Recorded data
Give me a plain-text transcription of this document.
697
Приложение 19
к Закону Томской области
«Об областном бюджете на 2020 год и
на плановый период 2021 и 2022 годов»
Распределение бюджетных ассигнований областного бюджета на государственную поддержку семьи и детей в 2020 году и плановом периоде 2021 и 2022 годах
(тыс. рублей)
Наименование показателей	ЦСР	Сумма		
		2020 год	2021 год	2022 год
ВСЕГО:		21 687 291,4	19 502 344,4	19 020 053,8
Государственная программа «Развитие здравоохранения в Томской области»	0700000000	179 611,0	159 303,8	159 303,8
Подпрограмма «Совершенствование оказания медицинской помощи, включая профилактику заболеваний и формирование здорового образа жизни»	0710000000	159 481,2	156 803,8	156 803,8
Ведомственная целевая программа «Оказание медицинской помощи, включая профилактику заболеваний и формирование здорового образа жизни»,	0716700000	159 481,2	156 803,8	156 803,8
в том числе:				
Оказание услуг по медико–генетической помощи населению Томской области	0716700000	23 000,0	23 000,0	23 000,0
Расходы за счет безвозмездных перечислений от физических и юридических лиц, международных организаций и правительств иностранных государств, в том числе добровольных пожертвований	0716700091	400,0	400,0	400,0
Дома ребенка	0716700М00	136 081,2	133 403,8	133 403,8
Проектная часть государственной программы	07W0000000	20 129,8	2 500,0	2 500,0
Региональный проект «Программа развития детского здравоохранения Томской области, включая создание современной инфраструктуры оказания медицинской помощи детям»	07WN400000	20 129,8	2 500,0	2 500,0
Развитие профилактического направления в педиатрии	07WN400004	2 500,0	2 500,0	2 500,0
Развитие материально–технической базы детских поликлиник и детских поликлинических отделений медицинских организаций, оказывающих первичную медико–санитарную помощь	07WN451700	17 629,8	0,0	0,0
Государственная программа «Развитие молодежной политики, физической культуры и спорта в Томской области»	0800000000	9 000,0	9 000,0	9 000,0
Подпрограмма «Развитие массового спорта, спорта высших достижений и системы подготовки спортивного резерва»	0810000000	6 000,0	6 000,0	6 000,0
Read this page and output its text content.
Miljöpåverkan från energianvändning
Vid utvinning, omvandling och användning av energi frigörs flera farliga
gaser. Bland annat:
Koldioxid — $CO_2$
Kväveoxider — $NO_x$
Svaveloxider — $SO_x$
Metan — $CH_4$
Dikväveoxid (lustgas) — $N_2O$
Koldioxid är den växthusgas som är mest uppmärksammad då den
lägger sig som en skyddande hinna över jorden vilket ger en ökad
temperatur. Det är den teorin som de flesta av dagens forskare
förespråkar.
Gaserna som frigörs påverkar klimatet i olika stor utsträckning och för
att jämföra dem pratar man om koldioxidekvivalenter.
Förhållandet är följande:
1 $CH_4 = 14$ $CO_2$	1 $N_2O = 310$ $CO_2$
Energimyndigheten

What needs to be done: Note how many lines in the listing above hold the string "медико", then give only that figure.

Written solution: 2